(TREŚĆ ZADANIA) Przepisz bez żadnych zmian wiersze materiału od wiersza z „244, 46, 252]” do wiersza z „Enumerate the UI”, łącznie z oboma skrajnymi.

(PREZENTOWANE DANE)
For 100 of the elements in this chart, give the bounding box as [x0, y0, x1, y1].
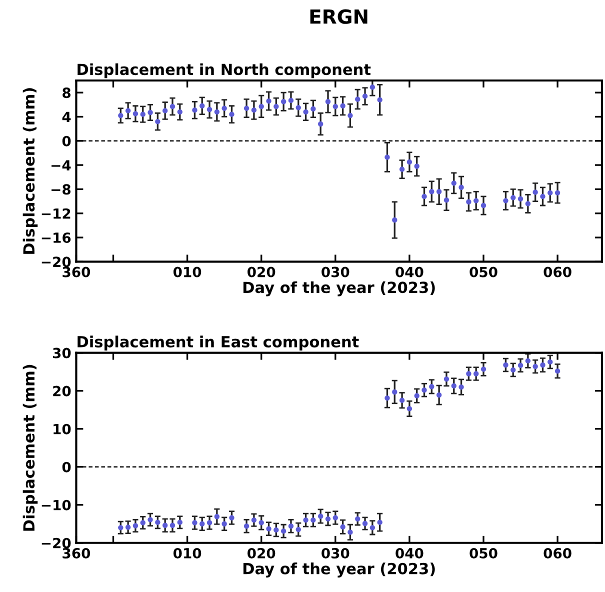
x-tick-label: 060 [544, 548, 572, 558]
y-tick-label: 20 [53, 386, 71, 396]
point [340, 103, 346, 108]
point [206, 106, 212, 112]
point [436, 189, 442, 194]
point [466, 371, 472, 376]
x-axis-title: Day of the year (2023) [243, 562, 435, 578]
point [510, 367, 516, 373]
point [177, 109, 182, 115]
chart-title: Displacement in East component [78, 336, 359, 350]
point [192, 520, 198, 526]
y-tick-label: 0 [62, 136, 71, 146]
point [525, 358, 531, 364]
point [332, 515, 338, 520]
y-tick-label: −4 [52, 160, 71, 170]
point [518, 362, 524, 368]
point [480, 366, 486, 372]
point [355, 516, 360, 522]
x-tick-label: 050 [470, 266, 498, 278]
x-tick-label: 030 [322, 548, 350, 558]
point [258, 520, 264, 526]
x-tick-label: 360 [62, 548, 90, 558]
point [399, 398, 405, 403]
y-tick-label: 10 [54, 424, 71, 434]
point [480, 202, 486, 208]
point [392, 389, 398, 395]
point [206, 520, 212, 526]
point [170, 104, 176, 110]
point [473, 198, 479, 204]
point [340, 524, 346, 530]
point [229, 515, 234, 520]
point [532, 364, 538, 370]
x-tick-label: 040 [396, 548, 424, 558]
point [266, 526, 272, 532]
point [222, 521, 227, 526]
point [422, 387, 427, 393]
point [532, 190, 538, 195]
point [414, 393, 420, 398]
point [140, 112, 146, 117]
y-axis-title: Displacement (mm) [22, 364, 38, 531]
point [362, 94, 368, 99]
point [303, 109, 308, 115]
chart-title: ERGN [310, 9, 368, 24]
point [466, 199, 472, 204]
point [444, 197, 450, 203]
point [125, 524, 131, 530]
point [251, 108, 257, 113]
point [399, 166, 405, 172]
point [125, 108, 131, 114]
point [148, 517, 153, 522]
point [229, 112, 234, 117]
point [348, 112, 353, 118]
y-tick-label: −20 [42, 256, 71, 268]
point [392, 217, 398, 223]
point [214, 109, 220, 115]
point [177, 520, 182, 525]
y-tick-label: 8 [62, 88, 71, 98]
point [548, 190, 553, 196]
point [118, 525, 124, 530]
y-tick-label: −20 [42, 538, 71, 548]
point [422, 194, 427, 200]
point [503, 362, 508, 368]
point [132, 111, 138, 116]
point [384, 395, 390, 401]
point [525, 201, 531, 206]
point [370, 525, 376, 530]
y-tick-label: −12 [42, 208, 70, 219]
point [370, 84, 376, 90]
y-tick-label: 0 [62, 462, 71, 472]
point [377, 520, 382, 525]
point [244, 106, 250, 111]
point [554, 368, 560, 374]
point [406, 159, 412, 165]
point [458, 184, 464, 190]
point [318, 514, 324, 519]
chart-subtitle: Displacement in North component [78, 63, 371, 78]
point [384, 154, 390, 160]
point [451, 180, 456, 186]
point [162, 108, 168, 114]
x-tick-label: 040 [396, 266, 424, 278]
point [554, 190, 560, 196]
point [540, 194, 546, 200]
point [280, 528, 286, 534]
point [436, 392, 442, 398]
point [503, 198, 508, 204]
point [251, 517, 257, 523]
x-axis-title: Day of the year (2023) [243, 281, 435, 296]
point [200, 521, 205, 526]
point [458, 384, 464, 390]
point [362, 520, 368, 526]
x-tick-label: 050 [470, 548, 498, 558]
x-tick-label: 010 [173, 266, 202, 278]
point [444, 376, 450, 382]
x-tick-label: 030 [322, 266, 350, 278]
point [406, 406, 412, 412]
point [310, 106, 316, 112]
x-tick-label: 010 [173, 548, 202, 558]
x-tick-label: 020 [248, 548, 276, 558]
point [274, 104, 279, 110]
y-tick-label: −16 [42, 232, 71, 243]
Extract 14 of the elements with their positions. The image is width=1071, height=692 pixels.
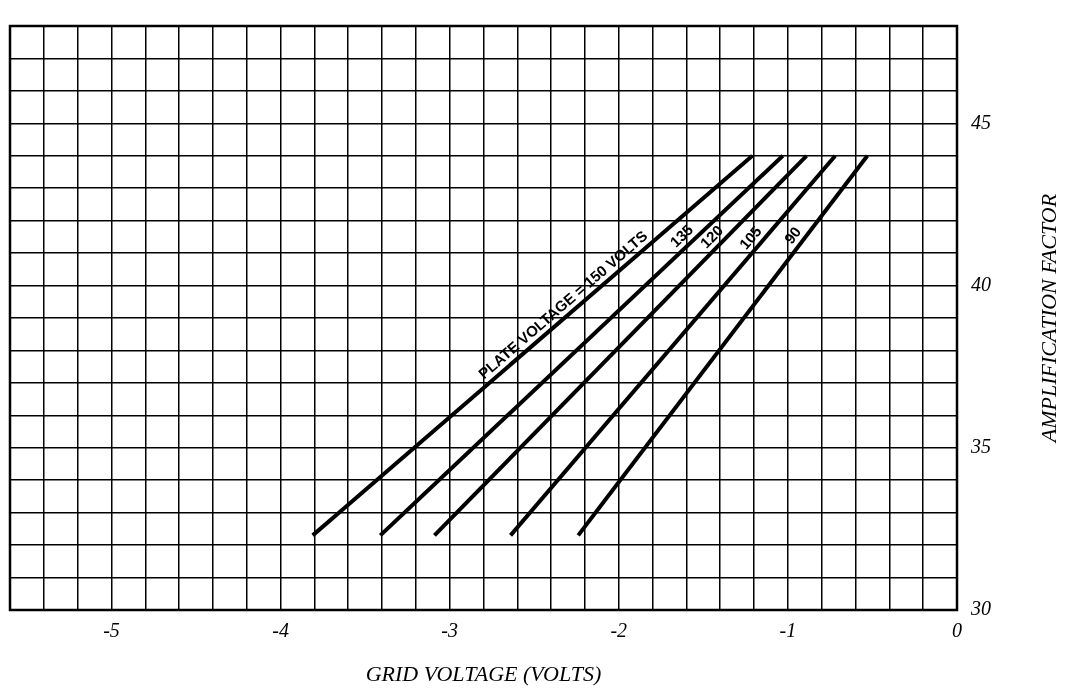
text: 120	[696, 221, 727, 252]
y-tick-label: 45	[971, 110, 991, 133]
x-tick-label: -2	[610, 619, 628, 642]
y-axis-title: AMPLIFICATION FACTOR	[1035, 193, 1061, 445]
x-tick-label: -3	[441, 619, 459, 642]
x-tick-label: -1	[779, 619, 797, 642]
y-tick-label: 30	[970, 597, 991, 620]
x-tick-label: -5	[103, 619, 120, 642]
y-tick-label: 35	[970, 435, 991, 458]
y-tick-label: 40	[971, 272, 991, 295]
text: 135	[666, 220, 697, 251]
x-tick-label: 0	[952, 619, 962, 642]
x-axis-title: GRID VOLTAGE (VOLTS)	[365, 660, 602, 686]
x-tick-label: -4	[272, 619, 289, 642]
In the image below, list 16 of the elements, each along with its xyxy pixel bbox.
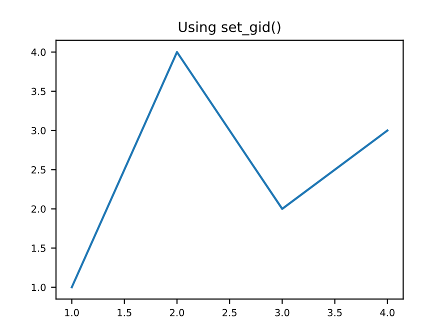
y-tick-label: 1.5	[32, 244, 46, 252]
y-tick-label: 2.0	[32, 205, 46, 213]
chart-title: Using set_gid()	[178, 21, 280, 36]
y-tick-label: 1.0	[32, 284, 46, 292]
y-tick-label: 2.5	[32, 166, 46, 174]
line-series	[70, 51, 388, 288]
y-tick-label: 4.0	[31, 48, 46, 56]
x-tick-label: 3.5	[328, 308, 342, 316]
x-tick-label: 2.5	[222, 308, 236, 316]
x-tick-label: 4.0	[380, 308, 395, 316]
x-tick-label: 2.0	[170, 308, 184, 316]
x-tick-label: 3.0	[275, 308, 290, 316]
y-tick-label: 3.0	[32, 126, 46, 134]
y-tick-label: 3.5	[32, 88, 46, 96]
x-tick-label: 1.5	[118, 309, 132, 316]
x-tick-label: 1.0	[65, 308, 79, 316]
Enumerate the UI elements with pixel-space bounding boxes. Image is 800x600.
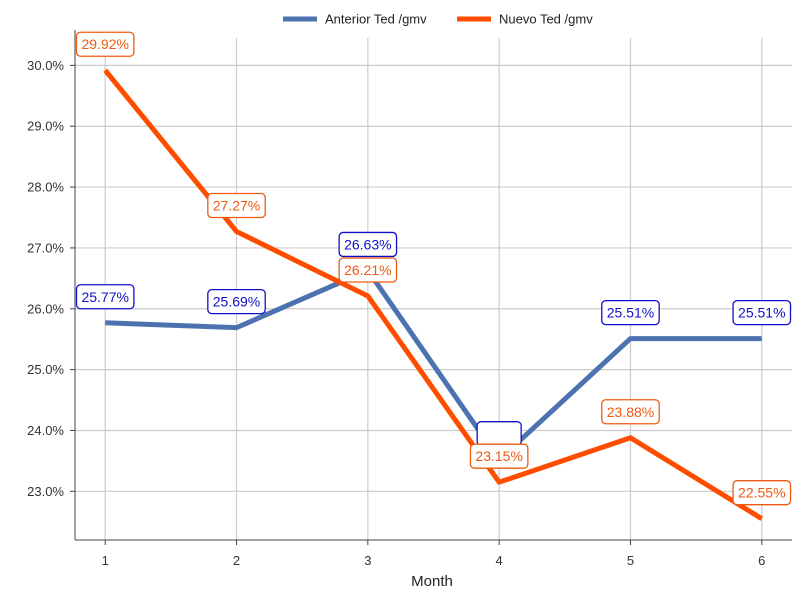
data-label-value: 29.92% [81, 36, 128, 52]
data-label-box [338, 231, 398, 258]
legend-label: Anterior Ted /gmv [325, 12, 427, 27]
x-tick-label: 4 [496, 553, 503, 568]
data-label: 26.63% [338, 231, 398, 258]
data-label: 26.21% [338, 257, 398, 283]
data-label-value: 26.21% [344, 262, 391, 278]
data-label-value: 25.51% [738, 305, 785, 321]
data-label-value: 25.77% [81, 289, 128, 305]
data-label-box [338, 257, 398, 283]
data-label-box [601, 299, 660, 326]
y-tick-label: 29.0% [27, 119, 64, 134]
x-axis-title: Month [411, 573, 453, 590]
y-tick-label: 24.0% [27, 423, 64, 438]
data-label-value: 26.63% [344, 236, 391, 252]
data-label: 29.92% [75, 31, 135, 57]
legend: Anterior Ted /gmv Nuevo Ted /gmv [283, 12, 593, 27]
data-label: 22.55% [732, 480, 792, 506]
y-tick-label: 30.0% [27, 58, 64, 73]
x-tick-label: 5 [627, 553, 634, 568]
y-tick-label: 28.0% [27, 180, 64, 195]
y-tick-label: 23.0% [27, 484, 64, 499]
data-label-box [207, 192, 266, 219]
data-label-value: 23.15% [475, 448, 522, 464]
x-tick-label: 6 [758, 553, 765, 568]
data-label-value: 25.51% [607, 305, 654, 321]
data-label: 23.15% [469, 443, 529, 469]
data-labels: 25.77% 25.69% 26.63% 25.51% 25.51% 29.92% 27.2… [75, 31, 792, 506]
data-label-box [601, 399, 660, 425]
plot-frame [74, 30, 792, 541]
data-label-box [732, 480, 792, 506]
legend-item: Anterior Ted /gmv [283, 12, 427, 27]
y-tick-label: 26.0% [27, 301, 64, 316]
legend-label: Nuevo Ted /gmv [499, 12, 593, 27]
data-label-box [75, 284, 135, 310]
data-label-box [732, 299, 792, 326]
data-label: 27.27% [207, 192, 266, 219]
y-tick-label: 25.0% [27, 362, 64, 377]
x-tick-label: 2 [233, 553, 240, 568]
y-tick-label: 27.0% [27, 240, 64, 255]
data-label-box [207, 288, 266, 315]
data-label: 25.51% [601, 299, 660, 326]
data-label: 25.69% [207, 288, 266, 315]
grid-lines [75, 38, 792, 540]
data-label-value: 25.69% [213, 294, 260, 310]
data-label-value: 23.88% [607, 404, 654, 420]
x-tick-label: 1 [102, 553, 109, 568]
x-tick-label: 3 [364, 553, 371, 568]
data-label: 25.51% [732, 299, 792, 326]
x-axis-ticks: 1 2 3 4 5 6 [102, 540, 765, 568]
data-label-value: 27.27% [213, 197, 260, 213]
data-label-value: 22.55% [738, 485, 785, 501]
series-lines [103, 68, 764, 521]
data-label: 25.77% [75, 284, 135, 310]
legend-item: Nuevo Ted /gmv [457, 12, 593, 27]
data-label-box [75, 31, 135, 57]
data-label-box [469, 443, 529, 469]
series-line-1 [105, 267, 762, 463]
series-line-2 [103, 68, 764, 521]
data-label: 23.88% [601, 399, 660, 425]
y-axis-ticks: 23.0% 24.0% 25.0% 26.0% 27.0% 28.0% 29.0% 30.0% [27, 58, 75, 499]
data-label [476, 421, 522, 447]
data-label-box [476, 421, 522, 447]
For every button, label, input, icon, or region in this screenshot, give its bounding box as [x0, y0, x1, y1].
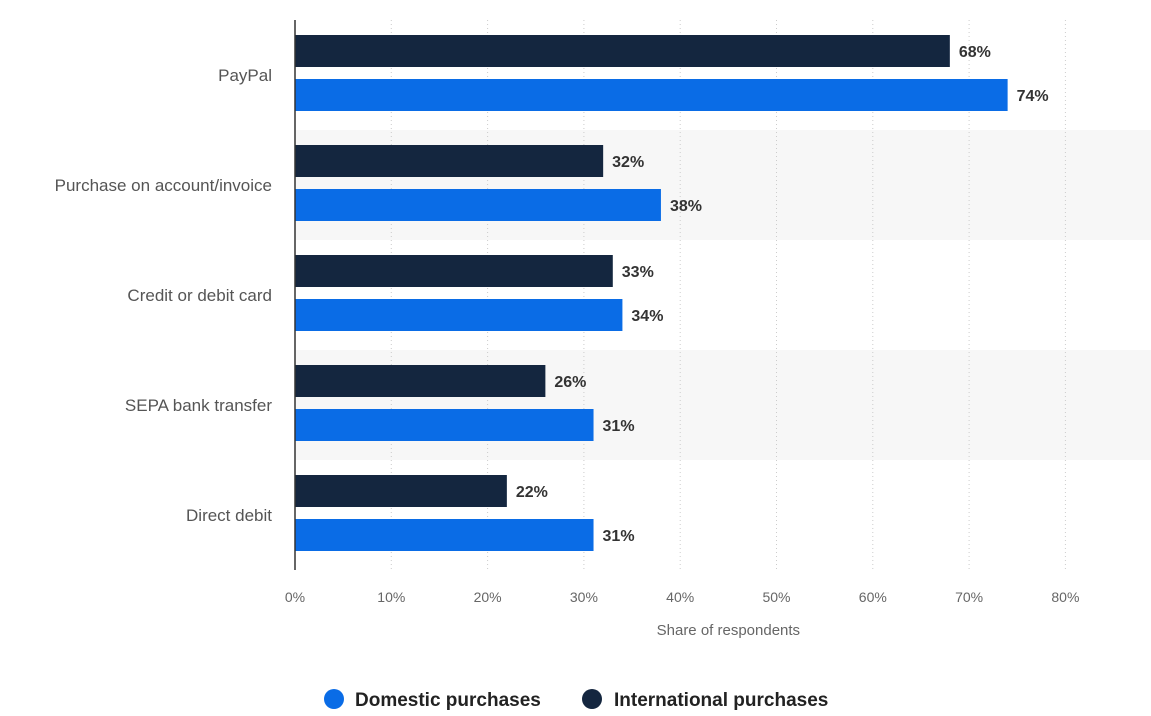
data-label: 38% — [670, 198, 702, 215]
data-labels: 68% 32% 33% 26% 22% 74% 38% 34% 31% 31% — [516, 44, 1049, 545]
category-label: SEPA bank transfer — [125, 396, 272, 415]
bar-domestic — [295, 299, 623, 331]
data-label: 22% — [516, 484, 548, 501]
bars — [295, 35, 1008, 551]
x-tick-label: 20% — [474, 589, 502, 605]
x-tick-label: 30% — [570, 589, 598, 605]
data-label: 74% — [1017, 88, 1049, 105]
category-label: Credit or debit card — [127, 286, 272, 305]
bar-international — [295, 35, 950, 67]
bar-international — [295, 255, 613, 287]
x-tick-label: 10% — [377, 589, 405, 605]
category-label: PayPal — [218, 66, 272, 85]
data-label: 26% — [554, 374, 586, 391]
data-label: 32% — [612, 154, 644, 171]
bar-domestic — [295, 409, 594, 441]
bar-domestic — [295, 519, 594, 551]
bar-international — [295, 145, 604, 177]
x-tick-label: 0% — [285, 589, 305, 605]
bar-international — [295, 365, 546, 397]
legend: Domestic purchases International purchase… — [324, 689, 828, 711]
x-tick-label: 70% — [955, 589, 983, 605]
x-tick-label: 80% — [1051, 589, 1079, 605]
data-label: 31% — [603, 418, 635, 435]
bar-international — [295, 475, 507, 507]
x-tick-label: 60% — [859, 589, 887, 605]
x-axis-title: Share of respondents — [657, 622, 800, 639]
legend-marker — [582, 689, 602, 709]
x-axis-ticks: 0% 10% 20% 30% 40% 50% 60% 70% 80% — [285, 589, 1080, 605]
category-labels: PayPal Purchase on account/invoice Credit … — [55, 66, 273, 525]
category-label: Purchase on account/invoice — [55, 176, 272, 195]
bar-domestic — [295, 79, 1008, 111]
legend-label: Domestic purchases — [355, 690, 541, 711]
data-label: 34% — [631, 308, 663, 325]
x-tick-label: 50% — [762, 589, 790, 605]
legend-label: International purchases — [614, 690, 828, 711]
bar-domestic — [295, 189, 661, 221]
data-label: 68% — [959, 44, 991, 61]
legend-marker — [324, 689, 344, 709]
x-tick-label: 40% — [666, 589, 694, 605]
data-label: 31% — [603, 528, 635, 545]
category-label: Direct debit — [186, 506, 272, 525]
data-label: 33% — [622, 264, 654, 281]
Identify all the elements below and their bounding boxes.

(ROZWIĄZANIE)
y-tick-label: 1.5	[32, 244, 46, 252]
y-tick-label: 2.0	[32, 205, 46, 213]
chart-title: Using set_gid()	[178, 21, 280, 36]
y-tick-label: 1.0	[32, 284, 46, 292]
y-tick-label: 2.5	[32, 166, 46, 174]
line-series	[70, 51, 388, 288]
y-tick-label: 4.0	[31, 48, 46, 56]
x-tick-label: 3.5	[328, 308, 342, 316]
x-tick-label: 2.5	[222, 308, 236, 316]
x-tick-label: 4.0	[380, 308, 395, 316]
x-tick-label: 2.0	[170, 308, 184, 316]
x-tick-label: 3.0	[275, 308, 290, 316]
y-tick-label: 3.0	[32, 126, 46, 134]
y-tick-label: 3.5	[32, 88, 46, 96]
x-tick-label: 1.5	[118, 309, 132, 316]
x-tick-label: 1.0	[65, 308, 79, 316]
Enumerate the UI elements with pixel-space bounding boxes. Image is 800x600.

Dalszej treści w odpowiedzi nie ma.